__TASK REQUIREMENTS__. Rewrite every line of the data below as a JSON list of strings, one string per line, omitting any blank lines.

__Records from a collection__.
__________

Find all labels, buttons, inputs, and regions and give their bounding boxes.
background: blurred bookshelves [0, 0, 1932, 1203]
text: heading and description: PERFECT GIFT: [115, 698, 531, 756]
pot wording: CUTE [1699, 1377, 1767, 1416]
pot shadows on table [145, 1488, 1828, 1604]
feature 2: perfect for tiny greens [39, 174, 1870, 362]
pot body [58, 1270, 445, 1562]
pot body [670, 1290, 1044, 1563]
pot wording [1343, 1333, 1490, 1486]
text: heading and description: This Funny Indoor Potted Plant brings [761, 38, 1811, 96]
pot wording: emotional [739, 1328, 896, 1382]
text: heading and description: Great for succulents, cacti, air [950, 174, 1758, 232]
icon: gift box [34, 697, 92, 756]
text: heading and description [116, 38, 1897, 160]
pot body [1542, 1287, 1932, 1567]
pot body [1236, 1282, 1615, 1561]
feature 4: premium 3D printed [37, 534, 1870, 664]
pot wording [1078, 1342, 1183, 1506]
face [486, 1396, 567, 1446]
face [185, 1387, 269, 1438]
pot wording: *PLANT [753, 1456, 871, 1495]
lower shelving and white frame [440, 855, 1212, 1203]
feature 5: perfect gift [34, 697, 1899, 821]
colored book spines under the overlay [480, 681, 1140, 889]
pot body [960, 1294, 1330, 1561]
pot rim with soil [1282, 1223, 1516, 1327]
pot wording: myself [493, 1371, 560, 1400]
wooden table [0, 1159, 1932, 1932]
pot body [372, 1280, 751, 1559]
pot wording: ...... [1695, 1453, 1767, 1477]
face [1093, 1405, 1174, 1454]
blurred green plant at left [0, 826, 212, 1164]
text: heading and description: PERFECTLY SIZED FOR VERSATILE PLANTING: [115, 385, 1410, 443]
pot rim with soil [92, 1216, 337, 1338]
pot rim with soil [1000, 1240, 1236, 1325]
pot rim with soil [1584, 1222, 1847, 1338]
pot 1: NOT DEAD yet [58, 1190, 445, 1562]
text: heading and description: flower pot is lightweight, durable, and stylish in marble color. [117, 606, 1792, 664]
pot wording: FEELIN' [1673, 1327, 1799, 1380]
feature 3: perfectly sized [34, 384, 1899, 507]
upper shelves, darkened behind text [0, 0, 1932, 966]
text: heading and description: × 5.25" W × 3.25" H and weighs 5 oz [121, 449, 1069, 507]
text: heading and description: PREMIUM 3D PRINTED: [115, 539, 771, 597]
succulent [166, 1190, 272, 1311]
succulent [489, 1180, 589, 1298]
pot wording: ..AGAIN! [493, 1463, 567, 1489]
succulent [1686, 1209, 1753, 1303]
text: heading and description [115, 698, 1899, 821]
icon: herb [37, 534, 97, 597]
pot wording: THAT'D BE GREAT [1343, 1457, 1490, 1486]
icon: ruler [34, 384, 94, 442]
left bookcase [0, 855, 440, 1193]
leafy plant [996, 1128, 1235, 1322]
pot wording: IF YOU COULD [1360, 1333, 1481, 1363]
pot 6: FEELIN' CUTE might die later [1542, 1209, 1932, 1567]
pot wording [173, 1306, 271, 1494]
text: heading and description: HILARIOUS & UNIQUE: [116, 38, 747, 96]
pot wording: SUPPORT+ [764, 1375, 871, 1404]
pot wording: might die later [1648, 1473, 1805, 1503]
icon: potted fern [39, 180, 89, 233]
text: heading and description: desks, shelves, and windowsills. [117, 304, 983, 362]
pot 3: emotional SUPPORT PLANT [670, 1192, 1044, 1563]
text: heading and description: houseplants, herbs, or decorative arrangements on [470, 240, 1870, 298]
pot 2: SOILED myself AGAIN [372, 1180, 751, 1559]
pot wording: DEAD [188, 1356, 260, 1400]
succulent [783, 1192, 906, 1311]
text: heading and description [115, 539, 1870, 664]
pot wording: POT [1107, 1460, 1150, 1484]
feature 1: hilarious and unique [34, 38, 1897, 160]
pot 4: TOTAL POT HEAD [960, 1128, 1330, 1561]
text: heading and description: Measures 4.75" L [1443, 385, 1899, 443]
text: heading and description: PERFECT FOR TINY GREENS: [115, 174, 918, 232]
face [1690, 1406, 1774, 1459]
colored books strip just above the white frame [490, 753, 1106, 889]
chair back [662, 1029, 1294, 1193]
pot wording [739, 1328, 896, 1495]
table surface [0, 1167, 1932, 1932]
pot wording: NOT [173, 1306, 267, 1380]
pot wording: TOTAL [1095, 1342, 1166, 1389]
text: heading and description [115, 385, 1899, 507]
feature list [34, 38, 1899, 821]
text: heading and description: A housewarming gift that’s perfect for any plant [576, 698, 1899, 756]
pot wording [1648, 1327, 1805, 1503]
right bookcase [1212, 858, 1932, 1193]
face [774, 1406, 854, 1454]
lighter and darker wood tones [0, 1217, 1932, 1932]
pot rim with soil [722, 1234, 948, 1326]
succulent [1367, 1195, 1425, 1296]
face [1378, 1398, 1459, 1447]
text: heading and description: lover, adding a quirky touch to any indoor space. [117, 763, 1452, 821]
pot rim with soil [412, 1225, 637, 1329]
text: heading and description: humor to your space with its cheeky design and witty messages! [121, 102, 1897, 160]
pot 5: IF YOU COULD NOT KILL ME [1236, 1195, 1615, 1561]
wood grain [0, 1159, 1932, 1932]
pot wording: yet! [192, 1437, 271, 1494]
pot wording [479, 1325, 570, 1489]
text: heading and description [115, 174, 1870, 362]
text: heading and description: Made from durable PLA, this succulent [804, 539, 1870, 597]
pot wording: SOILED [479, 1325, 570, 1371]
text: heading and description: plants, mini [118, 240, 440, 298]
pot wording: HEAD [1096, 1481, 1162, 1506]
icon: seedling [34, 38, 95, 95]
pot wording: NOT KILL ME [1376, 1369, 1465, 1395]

__________

__THE ANSWER__.
[
  "Find all labels, buttons, inputs, and regions and give their bounding boxes.",
  "background: blurred bookshelves [0, 0, 1932, 1203]",
  "text: heading and description: PERFECT GIFT: [115, 698, 531, 756]",
  "pot wording: CUTE [1699, 1377, 1767, 1416]",
  "pot shadows on table [145, 1488, 1828, 1604]",
  "feature 2: perfect for tiny greens [39, 174, 1870, 362]",
  "pot body [58, 1270, 445, 1562]",
  "pot body [670, 1290, 1044, 1563]",
  "pot wording [1343, 1333, 1490, 1486]",
  "text: heading and description: This Funny Indoor Potted Plant brings [761, 38, 1811, 96]",
  "pot wording: emotional [739, 1328, 896, 1382]",
  "text: heading and description: Great for succulents, cacti, air [950, 174, 1758, 232]",
  "icon: gift box [34, 697, 92, 756]",
  "text: heading and description [116, 38, 1897, 160]",
  "pot body [1542, 1287, 1932, 1567]",
  "pot body [1236, 1282, 1615, 1561]",
  "feature 4: premium 3D printed [37, 534, 1870, 664]",
  "pot wording [1078, 1342, 1183, 1506]",
  "face [486, 1396, 567, 1446]",
  "face [185, 1387, 269, 1438]",
  "pot wording: *PLANT [753, 1456, 871, 1495]",
  "lower shelving and white frame [440, 855, 1212, 1203]",
  "feature 5: perfect gift [34, 697, 1899, 821]",
  "colored book spines under the overlay [480, 681, 1140, 889]",
  "pot body [960, 1294, 1330, 1561]",
  "pot rim with soil [1282, 1223, 1516, 1327]",
  "pot wording: myself [493, 1371, 560, 1400]",
  "wooden table [0, 1159, 1932, 1932]",
  "pot body [372, 1280, 751, 1559]",
  "pot wording: ...... [1695, 1453, 1767, 1477]",
  "face [1093, 1405, 1174, 1454]",
  "blurred green plant at left [0, 826, 212, 1164]",
  "text: heading and description: PERFECTLY SIZED FOR VERSATILE PLANTING: [115, 385, 1410, 443]",
  "pot rim with soil [92, 1216, 337, 1338]",
  "pot rim with soil [1000, 1240, 1236, 1325]",
  "pot rim with soil [1584, 1222, 1847, 1338]",
  "pot 1: NOT DEAD yet [58, 1190, 445, 1562]",
  "text: heading and description: flower pot is lightweight, durable, and stylish in marble color. [117, 606, 1792, 664]",
  "pot wording: FEELIN' [1673, 1327, 1799, 1380]",
  "feature 3: perfectly sized [34, 384, 1899, 507]",
  "upper shelves, darkened behind text [0, 0, 1932, 966]",
  "text: heading and description: × 5.25\" W × 3.25\" H and weighs 5 oz [121, 449, 1069, 507]",
  "text: heading and description: PREMIUM 3D PRINTED: [115, 539, 771, 597]",
  "succulent [166, 1190, 272, 1311]",
  "succulent [489, 1180, 589, 1298]",
  "pot wording: ..AGAIN! [493, 1463, 567, 1489]",
  "succulent [1686, 1209, 1753, 1303]",
  "text: heading and description [115, 698, 1899, 821]",
  "icon: herb [37, 534, 97, 597]",
  "pot wording: THAT'D BE GREAT [1343, 1457, 1490, 1486]",
  "icon: ruler [34, 384, 94, 442]",
  "left bookcase [0, 855, 440, 1193]",
  "leafy plant [996, 1128, 1235, 1322]",
  "pot wording: IF YOU COULD [1360, 1333, 1481, 1363]",
  "pot 6: FEELIN' CUTE might die later [1542, 1209, 1932, 1567]",
  "pot wording [173, 1306, 271, 1494]",
  "text: heading and description: HILARIOUS & UNIQUE: [116, 38, 747, 96]",
  "pot wording: SUPPORT+ [764, 1375, 871, 1404]",
  "pot wording: might die later [1648, 1473, 1805, 1503]",
  "icon: potted fern [39, 180, 89, 233]",
  "text: heading and description: desks, shelves, and windowsills. [117, 304, 983, 362]",
  "pot 3: emotional SUPPORT PLANT [670, 1192, 1044, 1563]",
  "text: heading and description: houseplants, herbs, or decorative arrangements on [470, 240, 1870, 298]",
  "pot 2: SOILED myself AGAIN [372, 1180, 751, 1559]",
  "pot wording: DEAD [188, 1356, 260, 1400]",
  "succulent [783, 1192, 906, 1311]",
  "text: heading and description [115, 539, 1870, 664]",
  "pot wording: POT [1107, 1460, 1150, 1484]",
  "feature 1: hilarious and unique [34, 38, 1897, 160]",
  "pot 4: TOTAL POT HEAD [960, 1128, 1330, 1561]",
  "text: heading and description: Measures 4.75\" L [1443, 385, 1899, 443]",
  "text: heading and description: PERFECT FOR TINY GREENS: [115, 174, 918, 232]",
  "face [1690, 1406, 1774, 1459]",
  "colored books strip just above the white frame [490, 753, 1106, 889]",
  "chair back [662, 1029, 1294, 1193]",
  "pot wording [739, 1328, 896, 1495]",
  "table surface [0, 1167, 1932, 1932]",
  "pot wording: NOT [173, 1306, 267, 1380]",
  "pot wording: TOTAL [1095, 1342, 1166, 1389]",
  "text: heading and description [115, 385, 1899, 507]",
  "feature list [34, 38, 1899, 821]",
  "text: heading and description: A housewarming gift that’s perfect for any plant [576, 698, 1899, 756]",
  "pot wording [1648, 1327, 1805, 1503]",
  "right bookcase [1212, 858, 1932, 1193]",
  "face [774, 1406, 854, 1454]",
  "lighter and darker wood tones [0, 1217, 1932, 1932]",
  "pot rim with soil [722, 1234, 948, 1326]",
  "succulent [1367, 1195, 1425, 1296]",
  "face [1378, 1398, 1459, 1447]",
  "text: heading and description: lover, adding a quirky touch to any indoor space. [117, 763, 1452, 821]",
  "pot rim with soil [412, 1225, 637, 1329]",
  "text: heading and description: humor to your space with its cheeky design and witty messages! [121, 102, 1897, 160]",
  "pot 5: IF YOU COULD NOT KILL ME [1236, 1195, 1615, 1561]",
  "wood grain [0, 1159, 1932, 1932]",
  "pot wording: yet! [192, 1437, 271, 1494]",
  "pot wording [479, 1325, 570, 1489]",
  "text: heading and description [115, 174, 1870, 362]",
  "text: heading and description: Made from durable PLA, this succulent [804, 539, 1870, 597]",
  "pot wording: SOILED [479, 1325, 570, 1371]",
  "text: heading and description: plants, mini [118, 240, 440, 298]",
  "pot wording: HEAD [1096, 1481, 1162, 1506]",
  "icon: seedling [34, 38, 95, 95]",
  "pot wording: NOT KILL ME [1376, 1369, 1465, 1395]"
]